## Work to be completed
Images excluded, repeat each entry below exactly.

## Data
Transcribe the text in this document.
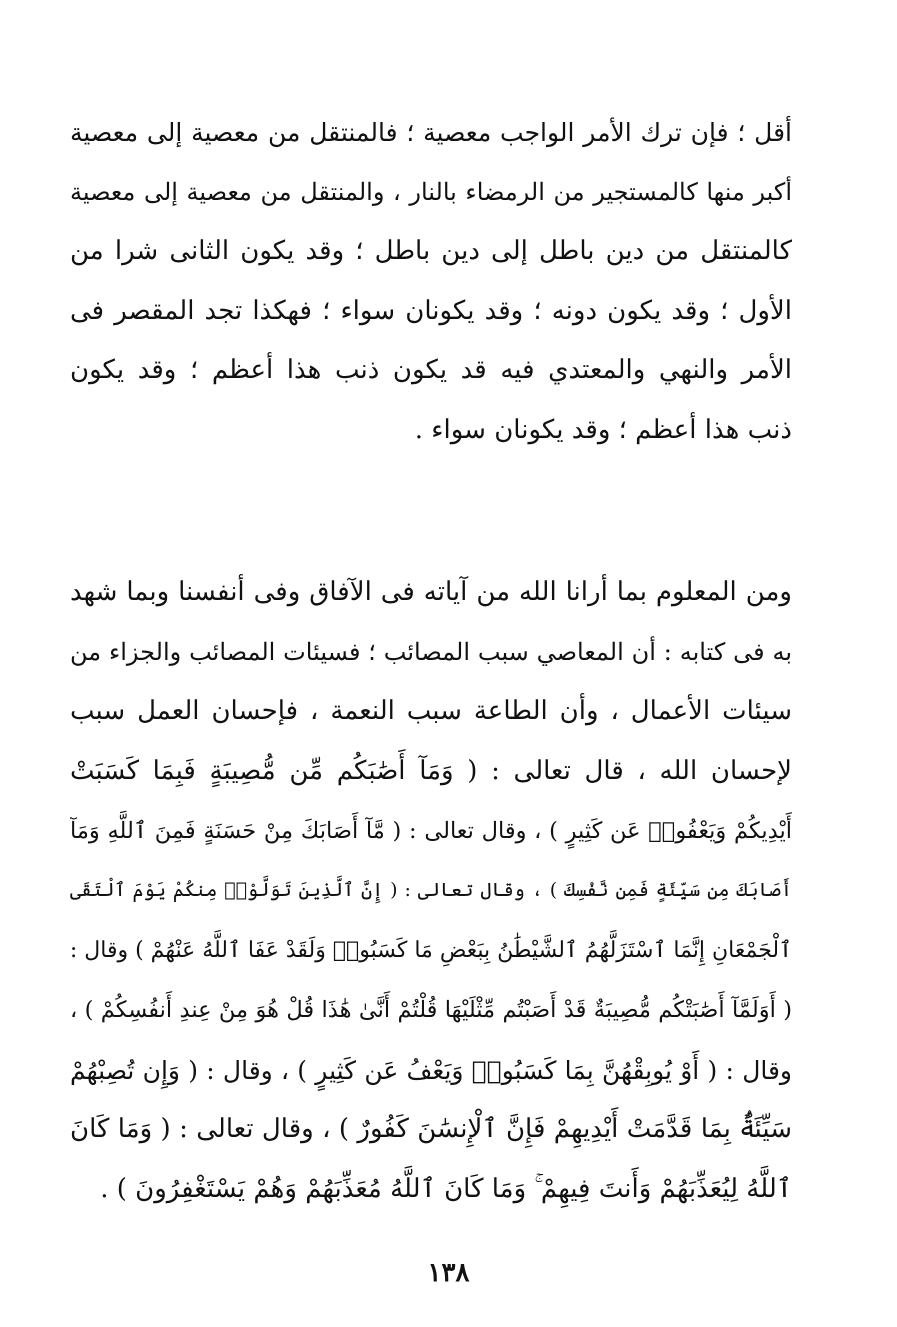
أقل ؛ فإن ترك الأمر الواجب معصية ؛ فالمنتقل من معصية إلى معصية
أكبر منها كالمستجير من الرمضاء بالنار ، والمنتقل من معصية إلى معصية
كالمنتقل من دين باطل إلى دين باطل ؛ وقد يكون الثانى شرا من
الأول ؛ وقد يكون دونه ؛ وقد يكونان سواء ؛ فهكذا تجد المقصر فى
الأمر والنهي والمعتدي فيه قد يكون ذنب هذا أعظم ؛ وقد يكون
ذنب هذا أعظم ؛ وقد يكونان سواء .
ومن المعلوم بما أرانا الله من آياته فى الآفاق وفى أنفسنا وبما شهد
به فى كتابه : أن المعاصي سبب المصائب ؛ فسيئات المصائب والجزاء من
سيئات الأعمال ، وأن الطاعة سبب النعمة ، فإحسان العمل سبب
لإحسان الله ، قال تعالى : ( وَمَآ أَصَٰبَكُم مِّن مُّصِيبَةٍ فَبِمَا كَسَبَتْ
أَيْدِيكُمْ وَيَعْفُوا۟ عَن كَثِيرٍ ) ، وقال تعالى : ( مَّآ أَصَابَكَ مِنْ حَسَنَةٍ فَمِنَ ٱللَّهِ وَمَآ
أَصَابَكَ مِن سَيِّئَةٍ فَمِن نَّفْسِكَ ) ، وقال تعالى : ( إِنَّ ٱلَّذِينَ تَوَلَّوْا۟ مِنكُمْ يَوْمَ ٱلْتَقَى
ٱلْجَمْعَانِ إِنَّمَا ٱسْتَزَلَّهُمُ ٱلشَّيْطَٰنُ بِبَعْضِ مَا كَسَبُوا۟ وَلَقَدْ عَفَا ٱللَّهُ عَنْهُمْ ) وقال :
( أَوَلَمَّآ أَصَٰبَتْكُم مُّصِيبَةٌ قَدْ أَصَبْتُم مِّثْلَيْهَا قُلْتُمْ أَنَّىٰ هَٰذَا قُلْ هُوَ مِنْ عِندِ أَنفُسِكُمْ ) ،
وقال : ( أَوْ يُوبِقْهُنَّ بِمَا كَسَبُوا۟ وَيَعْفُ عَن كَثِيرٍ ) ، وقال : ( وَإِن تُصِبْهُمْ
سَيِّئَةٌۢ بِمَا قَدَّمَتْ أَيْدِيهِمْ فَإِنَّ ٱلْإِنسَٰنَ كَفُورٌ ) ، وقال تعالى : ( وَمَا كَانَ
ٱللَّهُ لِيُعَذِّبَهُمْ وَأَنتَ فِيهِمْ ۚ وَمَا كَانَ ٱللَّهُ مُعَذِّبَهُمْ وَهُمْ يَسْتَغْفِرُونَ ) .
١٣٨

## Right answer
Transcribe the text in this document.
أقل ؛ فإن ترك الأمر الواجب معصية ؛ فالمنتقل من معصية إلى معصية
أكبر منها كالمستجير من الرمضاء بالنار ، والمنتقل من معصية إلى معصية
كالمنتقل من دين باطل إلى دين باطل ؛ وقد يكون الثانى شرا من
الأول ؛ وقد يكون دونه ؛ وقد يكونان سواء ؛ فهكذا تجد المقصر فى
الأمر والنهي والمعتدي فيه قد يكون ذنب هذا أعظم ؛ وقد يكون
ذنب هذا أعظم ؛ وقد يكونان سواء .
ومن المعلوم بما أرانا الله من آياته فى الآفاق وفى أنفسنا وبما شهد
به فى كتابه : أن المعاصي سبب المصائب ؛ فسيئات المصائب والجزاء من
سيئات الأعمال ، وأن الطاعة سبب النعمة ، فإحسان العمل سبب
لإحسان الله ، قال تعالى : ( وَمَآ أَصَٰبَكُم مِّن مُّصِيبَةٍ فَبِمَا كَسَبَتْ
أَيْدِيكُمْ وَيَعْفُوا۟ عَن كَثِيرٍ ) ، وقال تعالى : ( مَّآ أَصَابَكَ مِنْ حَسَنَةٍ فَمِنَ ٱللَّهِ وَمَآ
أَصَابَكَ مِن سَيِّئَةٍ فَمِن نَّفْسِكَ ) ، وقال تعالى : ( إِنَّ ٱلَّذِينَ تَوَلَّوْا۟ مِنكُمْ يَوْمَ ٱلْتَقَى
ٱلْجَمْعَانِ إِنَّمَا ٱسْتَزَلَّهُمُ ٱلشَّيْطَٰنُ بِبَعْضِ مَا كَسَبُوا۟ وَلَقَدْ عَفَا ٱللَّهُ عَنْهُمْ ) وقال :
( أَوَلَمَّآ أَصَٰبَتْكُم مُّصِيبَةٌ قَدْ أَصَبْتُم مِّثْلَيْهَا قُلْتُمْ أَنَّىٰ هَٰذَا قُلْ هُوَ مِنْ عِندِ أَنفُسِكُمْ ) ،
وقال : ( أَوْ يُوبِقْهُنَّ بِمَا كَسَبُوا۟ وَيَعْفُ عَن كَثِيرٍ ) ، وقال : ( وَإِن تُصِبْهُمْ
سَيِّئَةٌۢ بِمَا قَدَّمَتْ أَيْدِيهِمْ فَإِنَّ ٱلْإِنسَٰنَ كَفُورٌ ) ، وقال تعالى : ( وَمَا كَانَ
ٱللَّهُ لِيُعَذِّبَهُمْ وَأَنتَ فِيهِمْ ۚ وَمَا كَانَ ٱللَّهُ مُعَذِّبَهُمْ وَهُمْ يَسْتَغْفِرُونَ ) .
١٣٨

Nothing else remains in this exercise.